= EXTRACTED RECORDS =

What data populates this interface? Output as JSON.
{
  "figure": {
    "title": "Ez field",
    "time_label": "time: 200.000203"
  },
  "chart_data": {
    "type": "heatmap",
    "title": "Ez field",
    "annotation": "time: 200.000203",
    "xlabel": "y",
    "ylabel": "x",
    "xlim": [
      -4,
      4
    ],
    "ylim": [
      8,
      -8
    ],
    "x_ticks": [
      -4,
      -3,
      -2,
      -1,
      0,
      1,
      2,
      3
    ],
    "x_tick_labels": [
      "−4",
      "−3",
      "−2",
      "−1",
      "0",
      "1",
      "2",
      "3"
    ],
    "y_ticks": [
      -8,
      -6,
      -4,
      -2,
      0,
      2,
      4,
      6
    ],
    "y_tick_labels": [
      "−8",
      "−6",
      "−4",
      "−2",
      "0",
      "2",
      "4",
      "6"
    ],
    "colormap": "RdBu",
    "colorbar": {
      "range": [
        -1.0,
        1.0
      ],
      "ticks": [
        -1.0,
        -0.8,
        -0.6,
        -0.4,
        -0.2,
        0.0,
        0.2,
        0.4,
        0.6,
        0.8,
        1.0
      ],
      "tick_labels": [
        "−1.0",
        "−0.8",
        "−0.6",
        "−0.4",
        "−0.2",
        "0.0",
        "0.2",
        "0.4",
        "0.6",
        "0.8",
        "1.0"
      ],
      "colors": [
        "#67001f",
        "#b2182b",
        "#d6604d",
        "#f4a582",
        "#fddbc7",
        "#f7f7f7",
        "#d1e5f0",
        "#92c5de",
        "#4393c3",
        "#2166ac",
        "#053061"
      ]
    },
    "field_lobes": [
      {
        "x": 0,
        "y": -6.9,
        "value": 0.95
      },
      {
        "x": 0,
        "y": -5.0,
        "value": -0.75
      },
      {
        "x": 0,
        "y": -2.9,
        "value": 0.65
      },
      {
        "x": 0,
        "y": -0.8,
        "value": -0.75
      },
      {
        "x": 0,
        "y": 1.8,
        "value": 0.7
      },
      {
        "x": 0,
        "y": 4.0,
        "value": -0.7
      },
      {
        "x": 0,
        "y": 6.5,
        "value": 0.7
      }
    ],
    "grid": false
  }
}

= GOAL =
Write out the material exactly as given.

= SOLUTION FOR THIS EXERCISE =
What data populates this interface? Output as JSON.
{
  "figure": {
    "title": "Ez field",
    "time_label": "time: 200.000203"
  },
  "chart_data": {
    "type": "heatmap",
    "title": "Ez field",
    "annotation": "time: 200.000203",
    "xlabel": "y",
    "ylabel": "x",
    "xlim": [
      -4,
      4
    ],
    "ylim": [
      8,
      -8
    ],
    "x_ticks": [
      -4,
      -3,
      -2,
      -1,
      0,
      1,
      2,
      3
    ],
    "x_tick_labels": [
      "−4",
      "−3",
      "−2",
      "−1",
      "0",
      "1",
      "2",
      "3"
    ],
    "y_ticks": [
      -8,
      -6,
      -4,
      -2,
      0,
      2,
      4,
      6
    ],
    "y_tick_labels": [
      "−8",
      "−6",
      "−4",
      "−2",
      "0",
      "2",
      "4",
      "6"
    ],
    "colormap": "RdBu",
    "colorbar": {
      "range": [
        -1.0,
        1.0
      ],
      "ticks": [
        -1.0,
        -0.8,
        -0.6,
        -0.4,
        -0.2,
        0.0,
        0.2,
        0.4,
        0.6,
        0.8,
        1.0
      ],
      "tick_labels": [
        "−1.0",
        "−0.8",
        "−0.6",
        "−0.4",
        "−0.2",
        "0.0",
        "0.2",
        "0.4",
        "0.6",
        "0.8",
        "1.0"
      ],
      "colors": [
        "#67001f",
        "#b2182b",
        "#d6604d",
        "#f4a582",
        "#fddbc7",
        "#f7f7f7",
        "#d1e5f0",
        "#92c5de",
        "#4393c3",
        "#2166ac",
        "#053061"
      ]
    },
    "field_lobes": [
      {
        "x": 0,
        "y": -6.9,
        "value": 0.95
      },
      {
        "x": 0,
        "y": -5.0,
        "value": -0.75
      },
      {
        "x": 0,
        "y": -2.9,
        "value": 0.65
      },
      {
        "x": 0,
        "y": -0.8,
        "value": -0.75
      },
      {
        "x": 0,
        "y": 1.8,
        "value": 0.7
      },
      {
        "x": 0,
        "y": 4.0,
        "value": -0.7
      },
      {
        "x": 0,
        "y": 6.5,
        "value": 0.7
      }
    ],
    "grid": false
  }
}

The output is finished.